■ **Task description**
Repeat the data verbatim.

■ **Material to process**
>> BEGIN
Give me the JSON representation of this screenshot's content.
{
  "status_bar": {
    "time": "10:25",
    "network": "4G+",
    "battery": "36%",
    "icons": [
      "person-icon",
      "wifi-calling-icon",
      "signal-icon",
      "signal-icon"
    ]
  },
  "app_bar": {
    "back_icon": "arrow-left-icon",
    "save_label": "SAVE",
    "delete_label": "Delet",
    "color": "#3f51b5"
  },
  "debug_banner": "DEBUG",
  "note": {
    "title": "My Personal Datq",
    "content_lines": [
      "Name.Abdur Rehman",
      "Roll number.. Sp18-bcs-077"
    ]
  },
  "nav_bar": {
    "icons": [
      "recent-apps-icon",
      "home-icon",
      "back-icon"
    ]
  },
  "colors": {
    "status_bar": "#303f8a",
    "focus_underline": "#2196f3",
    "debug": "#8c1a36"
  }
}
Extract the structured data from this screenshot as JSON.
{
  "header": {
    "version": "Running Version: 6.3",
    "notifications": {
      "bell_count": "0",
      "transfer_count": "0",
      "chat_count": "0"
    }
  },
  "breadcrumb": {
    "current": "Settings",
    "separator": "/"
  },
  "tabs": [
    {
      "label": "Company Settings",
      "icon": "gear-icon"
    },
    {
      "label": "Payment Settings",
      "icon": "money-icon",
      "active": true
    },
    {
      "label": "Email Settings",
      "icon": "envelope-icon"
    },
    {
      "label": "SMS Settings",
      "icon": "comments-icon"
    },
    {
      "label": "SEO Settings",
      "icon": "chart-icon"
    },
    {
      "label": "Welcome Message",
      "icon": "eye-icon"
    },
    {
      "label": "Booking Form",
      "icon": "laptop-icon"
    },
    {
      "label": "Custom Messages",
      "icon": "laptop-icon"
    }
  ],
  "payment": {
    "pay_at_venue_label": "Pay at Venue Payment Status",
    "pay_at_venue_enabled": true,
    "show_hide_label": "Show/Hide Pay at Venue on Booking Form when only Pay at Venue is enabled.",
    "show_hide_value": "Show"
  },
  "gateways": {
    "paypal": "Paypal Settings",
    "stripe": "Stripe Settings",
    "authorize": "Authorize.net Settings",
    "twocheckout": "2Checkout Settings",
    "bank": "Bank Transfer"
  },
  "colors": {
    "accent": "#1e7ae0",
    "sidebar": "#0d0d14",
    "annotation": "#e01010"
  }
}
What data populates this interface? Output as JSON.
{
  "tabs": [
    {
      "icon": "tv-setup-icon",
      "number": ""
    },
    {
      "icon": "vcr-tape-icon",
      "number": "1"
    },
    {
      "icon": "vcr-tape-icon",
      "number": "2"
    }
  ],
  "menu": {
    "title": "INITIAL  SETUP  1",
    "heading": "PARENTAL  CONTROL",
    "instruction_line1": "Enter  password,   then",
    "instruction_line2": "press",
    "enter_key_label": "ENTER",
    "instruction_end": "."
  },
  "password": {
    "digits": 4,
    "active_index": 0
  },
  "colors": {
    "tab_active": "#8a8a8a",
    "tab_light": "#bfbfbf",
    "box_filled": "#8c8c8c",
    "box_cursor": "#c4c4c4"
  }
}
>> END
■ **Written solution**
Give me the JSON representation of this screenshot's content.
{
  "status_bar": {
    "time": "10:25",
    "network": "4G+",
    "battery": "36%",
    "icons": [
      "person-icon",
      "wifi-calling-icon",
      "signal-icon",
      "signal-icon"
    ]
  },
  "app_bar": {
    "back_icon": "arrow-left-icon",
    "save_label": "SAVE",
    "delete_label": "Delet",
    "color": "#3f51b5"
  },
  "debug_banner": "DEBUG",
  "note": {
    "title": "My Personal Datq",
    "content_lines": [
      "Name.Abdur Rehman",
      "Roll number.. Sp18-bcs-077"
    ]
  },
  "nav_bar": {
    "icons": [
      "recent-apps-icon",
      "home-icon",
      "back-icon"
    ]
  },
  "colors": {
    "status_bar": "#303f8a",
    "focus_underline": "#2196f3",
    "debug": "#8c1a36"
  }
}
Extract the structured data from this screenshot as JSON.
{
  "header": {
    "version": "Running Version: 6.3",
    "notifications": {
      "bell_count": "0",
      "transfer_count": "0",
      "chat_count": "0"
    }
  },
  "breadcrumb": {
    "current": "Settings",
    "separator": "/"
  },
  "tabs": [
    {
      "label": "Company Settings",
      "icon": "gear-icon"
    },
    {
      "label": "Payment Settings",
      "icon": "money-icon",
      "active": true
    },
    {
      "label": "Email Settings",
      "icon": "envelope-icon"
    },
    {
      "label": "SMS Settings",
      "icon": "comments-icon"
    },
    {
      "label": "SEO Settings",
      "icon": "chart-icon"
    },
    {
      "label": "Welcome Message",
      "icon": "eye-icon"
    },
    {
      "label": "Booking Form",
      "icon": "laptop-icon"
    },
    {
      "label": "Custom Messages",
      "icon": "laptop-icon"
    }
  ],
  "payment": {
    "pay_at_venue_label": "Pay at Venue Payment Status",
    "pay_at_venue_enabled": true,
    "show_hide_label": "Show/Hide Pay at Venue on Booking Form when only Pay at Venue is enabled.",
    "show_hide_value": "Show"
  },
  "gateways": {
    "paypal": "Paypal Settings",
    "stripe": "Stripe Settings",
    "authorize": "Authorize.net Settings",
    "twocheckout": "2Checkout Settings",
    "bank": "Bank Transfer"
  },
  "colors": {
    "accent": "#1e7ae0",
    "sidebar": "#0d0d14",
    "annotation": "#e01010"
  }
}
What data populates this interface? Output as JSON.
{
  "tabs": [
    {
      "icon": "tv-setup-icon",
      "number": ""
    },
    {
      "icon": "vcr-tape-icon",
      "number": "1"
    },
    {
      "icon": "vcr-tape-icon",
      "number": "2"
    }
  ],
  "menu": {
    "title": "INITIAL  SETUP  1",
    "heading": "PARENTAL  CONTROL",
    "instruction_line1": "Enter  password,   then",
    "instruction_line2": "press",
    "enter_key_label": "ENTER",
    "instruction_end": "."
  },
  "password": {
    "digits": 4,
    "active_index": 0
  },
  "colors": {
    "tab_active": "#8a8a8a",
    "tab_light": "#bfbfbf",
    "box_filled": "#8c8c8c",
    "box_cursor": "#c4c4c4"
  }
}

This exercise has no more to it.